Task prompt: Copy all the entries word for word, but omit the pictures.
-------- Records shown --------
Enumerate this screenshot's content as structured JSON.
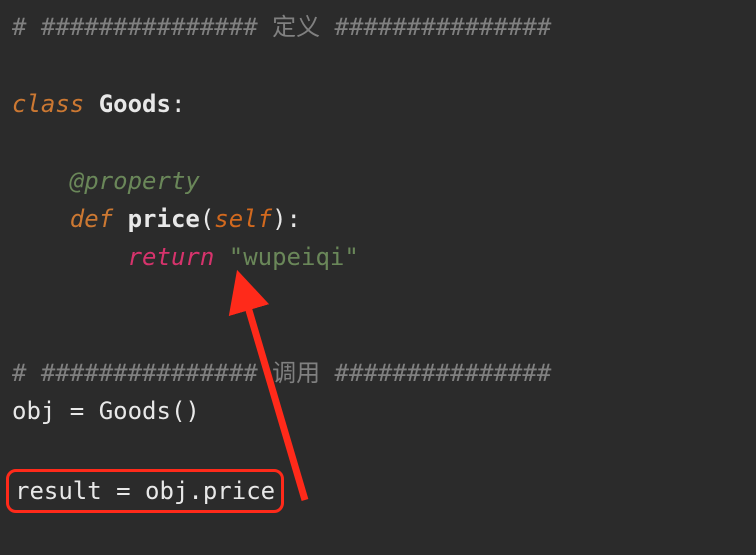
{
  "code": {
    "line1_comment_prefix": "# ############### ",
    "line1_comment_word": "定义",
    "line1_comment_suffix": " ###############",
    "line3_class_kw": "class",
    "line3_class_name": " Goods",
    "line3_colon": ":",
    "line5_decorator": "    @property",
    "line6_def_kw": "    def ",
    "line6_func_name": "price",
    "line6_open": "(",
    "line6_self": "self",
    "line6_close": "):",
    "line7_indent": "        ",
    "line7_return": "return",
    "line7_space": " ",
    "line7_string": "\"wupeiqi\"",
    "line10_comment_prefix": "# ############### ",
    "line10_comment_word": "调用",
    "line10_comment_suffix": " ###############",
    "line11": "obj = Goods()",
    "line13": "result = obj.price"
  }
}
--------
Full output:
Enumerate this screenshot's content as structured JSON.
{
  "code": {
    "line1_comment_prefix": "# ############### ",
    "line1_comment_word": "定义",
    "line1_comment_suffix": " ###############",
    "line3_class_kw": "class",
    "line3_class_name": " Goods",
    "line3_colon": ":",
    "line5_decorator": "    @property",
    "line6_def_kw": "    def ",
    "line6_func_name": "price",
    "line6_open": "(",
    "line6_self": "self",
    "line6_close": "):",
    "line7_indent": "        ",
    "line7_return": "return",
    "line7_space": " ",
    "line7_string": "\"wupeiqi\"",
    "line10_comment_prefix": "# ############### ",
    "line10_comment_word": "调用",
    "line10_comment_suffix": " ###############",
    "line11": "obj = Goods()",
    "line13": "result = obj.price"
  }
}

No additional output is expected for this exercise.